▶ [Task instructions] Can you write out all of the material below, word for word?

▶ [Information shown]
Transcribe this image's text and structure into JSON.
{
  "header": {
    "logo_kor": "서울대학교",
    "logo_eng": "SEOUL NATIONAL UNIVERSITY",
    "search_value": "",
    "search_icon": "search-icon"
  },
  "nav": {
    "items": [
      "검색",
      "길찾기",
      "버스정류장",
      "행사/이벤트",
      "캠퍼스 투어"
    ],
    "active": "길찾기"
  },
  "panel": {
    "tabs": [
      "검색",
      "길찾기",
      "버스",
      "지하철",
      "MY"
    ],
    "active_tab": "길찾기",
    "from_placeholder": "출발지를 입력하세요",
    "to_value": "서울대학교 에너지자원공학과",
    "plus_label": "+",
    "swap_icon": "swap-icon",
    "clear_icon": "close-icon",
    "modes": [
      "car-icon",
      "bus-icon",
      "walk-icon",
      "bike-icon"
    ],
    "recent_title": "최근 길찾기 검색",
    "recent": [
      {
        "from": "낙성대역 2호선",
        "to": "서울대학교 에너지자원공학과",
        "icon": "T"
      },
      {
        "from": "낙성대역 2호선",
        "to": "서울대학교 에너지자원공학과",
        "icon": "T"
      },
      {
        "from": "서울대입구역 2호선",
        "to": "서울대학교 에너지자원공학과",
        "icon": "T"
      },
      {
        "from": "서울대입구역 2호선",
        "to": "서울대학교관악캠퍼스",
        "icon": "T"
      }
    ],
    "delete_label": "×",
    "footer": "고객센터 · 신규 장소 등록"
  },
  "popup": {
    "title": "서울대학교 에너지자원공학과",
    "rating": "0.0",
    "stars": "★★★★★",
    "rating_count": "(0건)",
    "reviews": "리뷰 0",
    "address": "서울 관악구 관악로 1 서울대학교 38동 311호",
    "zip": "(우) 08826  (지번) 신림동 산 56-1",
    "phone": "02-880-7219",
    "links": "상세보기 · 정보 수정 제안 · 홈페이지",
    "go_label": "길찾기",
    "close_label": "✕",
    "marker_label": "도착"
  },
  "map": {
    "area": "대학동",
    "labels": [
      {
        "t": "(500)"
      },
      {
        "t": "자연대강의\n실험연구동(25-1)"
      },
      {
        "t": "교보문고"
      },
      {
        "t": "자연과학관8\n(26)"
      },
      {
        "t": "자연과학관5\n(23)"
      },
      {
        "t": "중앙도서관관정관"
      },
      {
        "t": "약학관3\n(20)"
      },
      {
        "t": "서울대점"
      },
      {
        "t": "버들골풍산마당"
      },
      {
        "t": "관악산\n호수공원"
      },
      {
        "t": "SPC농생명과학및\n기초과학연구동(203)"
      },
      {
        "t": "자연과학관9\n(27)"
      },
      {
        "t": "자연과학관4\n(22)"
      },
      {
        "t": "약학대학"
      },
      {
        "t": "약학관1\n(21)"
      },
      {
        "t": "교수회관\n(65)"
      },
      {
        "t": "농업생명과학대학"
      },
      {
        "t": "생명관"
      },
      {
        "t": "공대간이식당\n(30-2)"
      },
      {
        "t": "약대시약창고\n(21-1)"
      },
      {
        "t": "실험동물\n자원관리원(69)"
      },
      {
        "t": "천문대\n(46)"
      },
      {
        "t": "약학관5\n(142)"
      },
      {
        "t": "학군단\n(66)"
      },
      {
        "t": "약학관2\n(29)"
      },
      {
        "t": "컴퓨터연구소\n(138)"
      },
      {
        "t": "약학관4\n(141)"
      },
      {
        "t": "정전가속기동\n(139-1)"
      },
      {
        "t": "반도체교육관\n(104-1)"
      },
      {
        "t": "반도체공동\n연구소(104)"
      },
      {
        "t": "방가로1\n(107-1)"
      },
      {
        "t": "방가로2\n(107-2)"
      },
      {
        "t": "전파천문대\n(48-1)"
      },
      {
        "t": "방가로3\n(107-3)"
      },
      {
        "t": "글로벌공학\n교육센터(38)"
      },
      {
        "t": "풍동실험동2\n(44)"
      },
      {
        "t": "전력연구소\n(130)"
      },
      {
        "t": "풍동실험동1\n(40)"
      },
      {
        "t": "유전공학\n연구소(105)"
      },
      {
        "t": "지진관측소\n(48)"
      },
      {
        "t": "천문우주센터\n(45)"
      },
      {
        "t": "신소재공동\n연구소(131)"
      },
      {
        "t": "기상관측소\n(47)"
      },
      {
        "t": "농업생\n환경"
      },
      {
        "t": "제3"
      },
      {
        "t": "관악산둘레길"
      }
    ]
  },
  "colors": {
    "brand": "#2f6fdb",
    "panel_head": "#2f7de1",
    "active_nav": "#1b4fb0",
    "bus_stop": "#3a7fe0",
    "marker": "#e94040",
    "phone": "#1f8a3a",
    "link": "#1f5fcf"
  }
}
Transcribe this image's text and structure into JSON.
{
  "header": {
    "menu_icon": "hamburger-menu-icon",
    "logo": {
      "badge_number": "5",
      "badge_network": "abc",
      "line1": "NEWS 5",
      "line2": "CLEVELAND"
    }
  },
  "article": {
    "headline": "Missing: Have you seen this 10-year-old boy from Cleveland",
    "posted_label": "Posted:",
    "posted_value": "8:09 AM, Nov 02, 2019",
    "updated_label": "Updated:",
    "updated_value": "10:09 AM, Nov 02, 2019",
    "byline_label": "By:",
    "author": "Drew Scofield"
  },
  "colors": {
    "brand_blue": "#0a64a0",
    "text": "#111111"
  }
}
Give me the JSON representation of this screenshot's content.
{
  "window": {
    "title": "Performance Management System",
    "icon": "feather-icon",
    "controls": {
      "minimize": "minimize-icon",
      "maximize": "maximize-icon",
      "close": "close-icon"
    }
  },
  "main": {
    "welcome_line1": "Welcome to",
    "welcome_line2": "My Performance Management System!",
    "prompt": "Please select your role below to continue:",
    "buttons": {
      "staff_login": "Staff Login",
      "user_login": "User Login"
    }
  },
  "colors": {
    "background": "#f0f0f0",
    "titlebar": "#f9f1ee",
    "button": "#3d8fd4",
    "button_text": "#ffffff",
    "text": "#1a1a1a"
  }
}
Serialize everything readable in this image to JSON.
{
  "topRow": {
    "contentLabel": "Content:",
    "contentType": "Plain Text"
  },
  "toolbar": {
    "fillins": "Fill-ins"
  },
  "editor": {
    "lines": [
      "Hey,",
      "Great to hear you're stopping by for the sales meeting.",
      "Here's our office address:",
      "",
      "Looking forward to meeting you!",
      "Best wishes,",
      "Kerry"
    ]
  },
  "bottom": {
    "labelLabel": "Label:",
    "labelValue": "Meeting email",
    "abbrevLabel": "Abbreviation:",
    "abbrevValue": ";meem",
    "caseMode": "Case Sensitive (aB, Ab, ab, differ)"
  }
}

▶ [Output]
Transcribe this image's text and structure into JSON.
{
  "header": {
    "logo_kor": "서울대학교",
    "logo_eng": "SEOUL NATIONAL UNIVERSITY",
    "search_value": "",
    "search_icon": "search-icon"
  },
  "nav": {
    "items": [
      "검색",
      "길찾기",
      "버스정류장",
      "행사/이벤트",
      "캠퍼스 투어"
    ],
    "active": "길찾기"
  },
  "panel": {
    "tabs": [
      "검색",
      "길찾기",
      "버스",
      "지하철",
      "MY"
    ],
    "active_tab": "길찾기",
    "from_placeholder": "출발지를 입력하세요",
    "to_value": "서울대학교 에너지자원공학과",
    "plus_label": "+",
    "swap_icon": "swap-icon",
    "clear_icon": "close-icon",
    "modes": [
      "car-icon",
      "bus-icon",
      "walk-icon",
      "bike-icon"
    ],
    "recent_title": "최근 길찾기 검색",
    "recent": [
      {
        "from": "낙성대역 2호선",
        "to": "서울대학교 에너지자원공학과",
        "icon": "T"
      },
      {
        "from": "낙성대역 2호선",
        "to": "서울대학교 에너지자원공학과",
        "icon": "T"
      },
      {
        "from": "서울대입구역 2호선",
        "to": "서울대학교 에너지자원공학과",
        "icon": "T"
      },
      {
        "from": "서울대입구역 2호선",
        "to": "서울대학교관악캠퍼스",
        "icon": "T"
      }
    ],
    "delete_label": "×",
    "footer": "고객센터 · 신규 장소 등록"
  },
  "popup": {
    "title": "서울대학교 에너지자원공학과",
    "rating": "0.0",
    "stars": "★★★★★",
    "rating_count": "(0건)",
    "reviews": "리뷰 0",
    "address": "서울 관악구 관악로 1 서울대학교 38동 311호",
    "zip": "(우) 08826  (지번) 신림동 산 56-1",
    "phone": "02-880-7219",
    "links": "상세보기 · 정보 수정 제안 · 홈페이지",
    "go_label": "길찾기",
    "close_label": "✕",
    "marker_label": "도착"
  },
  "map": {
    "area": "대학동",
    "labels": [
      {
        "t": "(500)"
      },
      {
        "t": "자연대강의\n실험연구동(25-1)"
      },
      {
        "t": "교보문고"
      },
      {
        "t": "자연과학관8\n(26)"
      },
      {
        "t": "자연과학관5\n(23)"
      },
      {
        "t": "중앙도서관관정관"
      },
      {
        "t": "약학관3\n(20)"
      },
      {
        "t": "서울대점"
      },
      {
        "t": "버들골풍산마당"
      },
      {
        "t": "관악산\n호수공원"
      },
      {
        "t": "SPC농생명과학및\n기초과학연구동(203)"
      },
      {
        "t": "자연과학관9\n(27)"
      },
      {
        "t": "자연과학관4\n(22)"
      },
      {
        "t": "약학대학"
      },
      {
        "t": "약학관1\n(21)"
      },
      {
        "t": "교수회관\n(65)"
      },
      {
        "t": "농업생명과학대학"
      },
      {
        "t": "생명관"
      },
      {
        "t": "공대간이식당\n(30-2)"
      },
      {
        "t": "약대시약창고\n(21-1)"
      },
      {
        "t": "실험동물\n자원관리원(69)"
      },
      {
        "t": "천문대\n(46)"
      },
      {
        "t": "약학관5\n(142)"
      },
      {
        "t": "학군단\n(66)"
      },
      {
        "t": "약학관2\n(29)"
      },
      {
        "t": "컴퓨터연구소\n(138)"
      },
      {
        "t": "약학관4\n(141)"
      },
      {
        "t": "정전가속기동\n(139-1)"
      },
      {
        "t": "반도체교육관\n(104-1)"
      },
      {
        "t": "반도체공동\n연구소(104)"
      },
      {
        "t": "방가로1\n(107-1)"
      },
      {
        "t": "방가로2\n(107-2)"
      },
      {
        "t": "전파천문대\n(48-1)"
      },
      {
        "t": "방가로3\n(107-3)"
      },
      {
        "t": "글로벌공학\n교육센터(38)"
      },
      {
        "t": "풍동실험동2\n(44)"
      },
      {
        "t": "전력연구소\n(130)"
      },
      {
        "t": "풍동실험동1\n(40)"
      },
      {
        "t": "유전공학\n연구소(105)"
      },
      {
        "t": "지진관측소\n(48)"
      },
      {
        "t": "천문우주센터\n(45)"
      },
      {
        "t": "신소재공동\n연구소(131)"
      },
      {
        "t": "기상관측소\n(47)"
      },
      {
        "t": "농업생\n환경"
      },
      {
        "t": "제3"
      },
      {
        "t": "관악산둘레길"
      }
    ]
  },
  "colors": {
    "brand": "#2f6fdb",
    "panel_head": "#2f7de1",
    "active_nav": "#1b4fb0",
    "bus_stop": "#3a7fe0",
    "marker": "#e94040",
    "phone": "#1f8a3a",
    "link": "#1f5fcf"
  }
}
Transcribe this image's text and structure into JSON.
{
  "header": {
    "menu_icon": "hamburger-menu-icon",
    "logo": {
      "badge_number": "5",
      "badge_network": "abc",
      "line1": "NEWS 5",
      "line2": "CLEVELAND"
    }
  },
  "article": {
    "headline": "Missing: Have you seen this 10-year-old boy from Cleveland",
    "posted_label": "Posted:",
    "posted_value": "8:09 AM, Nov 02, 2019",
    "updated_label": "Updated:",
    "updated_value": "10:09 AM, Nov 02, 2019",
    "byline_label": "By:",
    "author": "Drew Scofield"
  },
  "colors": {
    "brand_blue": "#0a64a0",
    "text": "#111111"
  }
}
Give me the JSON representation of this screenshot's content.
{
  "window": {
    "title": "Performance Management System",
    "icon": "feather-icon",
    "controls": {
      "minimize": "minimize-icon",
      "maximize": "maximize-icon",
      "close": "close-icon"
    }
  },
  "main": {
    "welcome_line1": "Welcome to",
    "welcome_line2": "My Performance Management System!",
    "prompt": "Please select your role below to continue:",
    "buttons": {
      "staff_login": "Staff Login",
      "user_login": "User Login"
    }
  },
  "colors": {
    "background": "#f0f0f0",
    "titlebar": "#f9f1ee",
    "button": "#3d8fd4",
    "button_text": "#ffffff",
    "text": "#1a1a1a"
  }
}
Serialize everything readable in this image to JSON.
{
  "topRow": {
    "contentLabel": "Content:",
    "contentType": "Plain Text"
  },
  "toolbar": {
    "fillins": "Fill-ins"
  },
  "editor": {
    "lines": [
      "Hey,",
      "Great to hear you're stopping by for the sales meeting.",
      "Here's our office address:",
      "",
      "Looking forward to meeting you!",
      "Best wishes,",
      "Kerry"
    ]
  },
  "bottom": {
    "labelLabel": "Label:",
    "labelValue": "Meeting email",
    "abbrevLabel": "Abbreviation:",
    "abbrevValue": ";meem",
    "caseMode": "Case Sensitive (aB, Ab, ab, differ)"
  }
}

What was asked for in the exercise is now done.